» Exercise inputs:
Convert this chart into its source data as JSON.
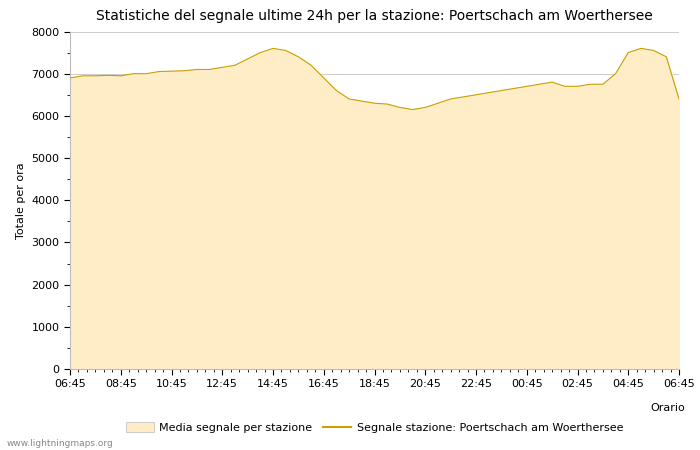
{
  "title": "Statistiche del segnale ultime 24h per la stazione: Poertschach am Woerthersee",
  "xlabel": "Orario",
  "ylabel": "Totale per ora",
  "watermark": "www.lightningmaps.org",
  "legend_fill_label": "Media segnale per stazione",
  "legend_line_label": "Segnale stazione: Poertschach am Woerthersee",
  "fill_color": "#FFEDC8",
  "line_color": "#C8A000",
  "background_color": "#FFFFFF",
  "ylim": [
    0,
    8000
  ],
  "yticks": [
    0,
    1000,
    2000,
    3000,
    4000,
    5000,
    6000,
    7000,
    8000
  ],
  "xtick_labels": [
    "06:45",
    "08:45",
    "10:45",
    "12:45",
    "14:45",
    "16:45",
    "18:45",
    "20:45",
    "22:45",
    "00:45",
    "02:45",
    "04:45",
    "06:45"
  ],
  "x_values": [
    0,
    1,
    2,
    3,
    4,
    5,
    6,
    7,
    8,
    9,
    10,
    11,
    12,
    13,
    14,
    15,
    16,
    17,
    18,
    19,
    20,
    21,
    22,
    23,
    24,
    25,
    26,
    27,
    28,
    29,
    30,
    31,
    32,
    33,
    34,
    35,
    36,
    37,
    38,
    39,
    40,
    41,
    42,
    43,
    44,
    45,
    46,
    47,
    48
  ],
  "y_values": [
    6900,
    6950,
    6950,
    6960,
    6950,
    7000,
    7000,
    7050,
    7060,
    7070,
    7100,
    7100,
    7150,
    7200,
    7350,
    7500,
    7600,
    7550,
    7400,
    7200,
    6900,
    6600,
    6400,
    6350,
    6300,
    6280,
    6200,
    6150,
    6200,
    6300,
    6400,
    6450,
    6500,
    6550,
    6600,
    6650,
    6700,
    6750,
    6800,
    6700,
    6700,
    6750,
    6750,
    7000,
    7500,
    7600,
    7550,
    7400,
    6400
  ],
  "title_fontsize": 10,
  "label_fontsize": 8,
  "tick_fontsize": 8,
  "grid_color": "#CCCCCC",
  "grid_linewidth": 0.7,
  "figwidth": 7.0,
  "figheight": 4.5,
  "dpi": 100
}
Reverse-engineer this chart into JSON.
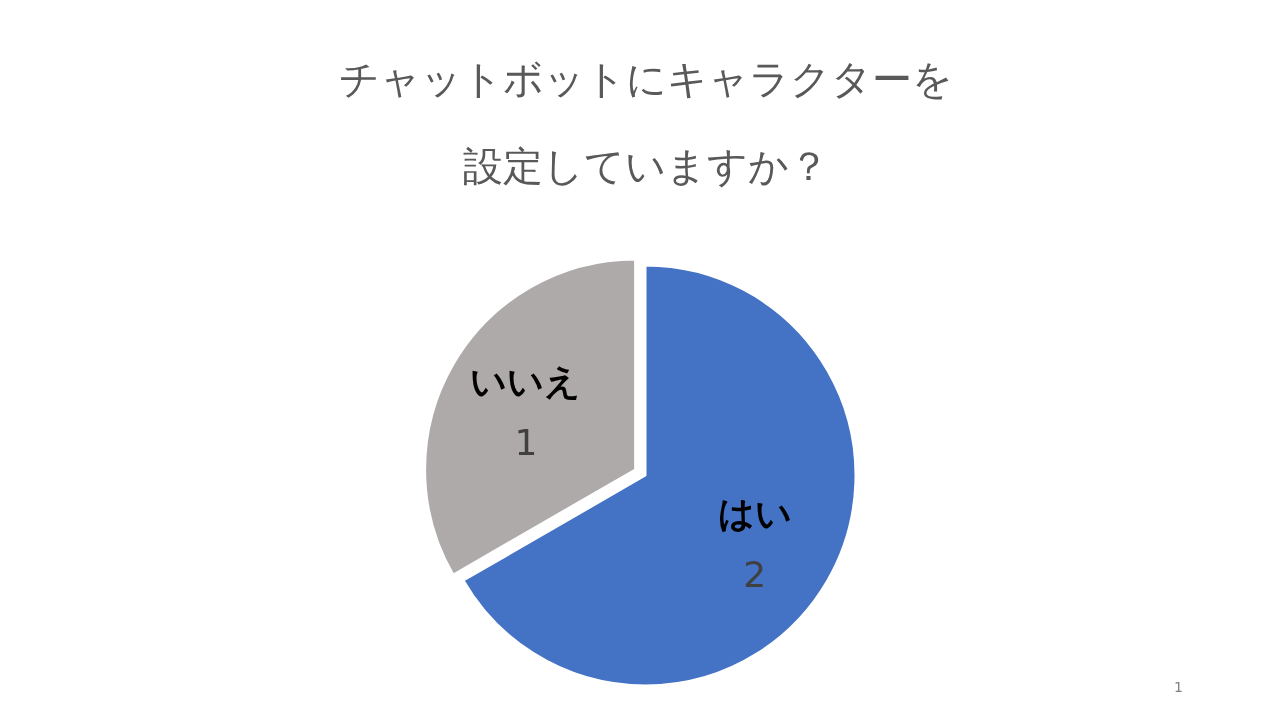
{
  "chart_data": {
    "type": "pie",
    "title": "チャットボットにキャラクターを設定していますか？",
    "categories": [
      "はい",
      "いいえ"
    ],
    "values": [
      2,
      1
    ],
    "colors": [
      "#4472c4",
      "#aeaaaa"
    ],
    "data_labels": true,
    "annotations": [
      "1"
    ]
  }
}
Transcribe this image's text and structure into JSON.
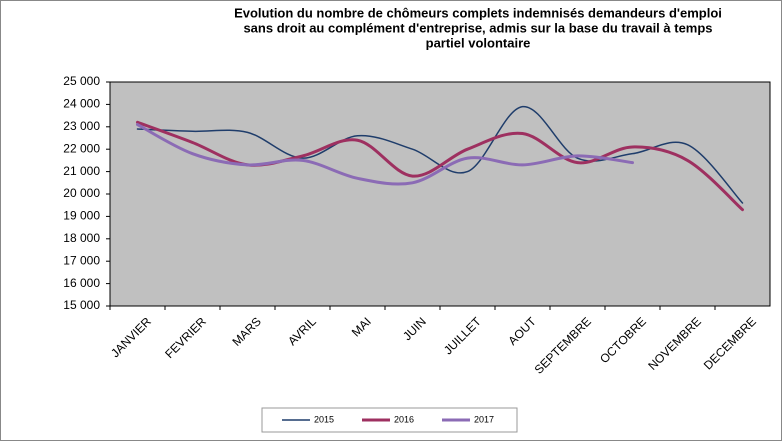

» What to produce: Output only the lines running from the line with "Reverse-engineer this chart into JSON." through the last line of the entries above, inclusive, with pictures excluded.

» Solution to this task:
Reverse-engineer this chart into JSON.
{
  "chart_data": {
    "type": "pie",
    "title": "チャットボットにキャラクターを設定していますか？",
    "categories": [
      "はい",
      "いいえ"
    ],
    "values": [
      2,
      1
    ],
    "colors": [
      "#4472c4",
      "#aeaaaa"
    ],
    "data_labels": true,
    "annotations": [
      "1"
    ]
  }
}
Transcribe this image's text and structure into JSON.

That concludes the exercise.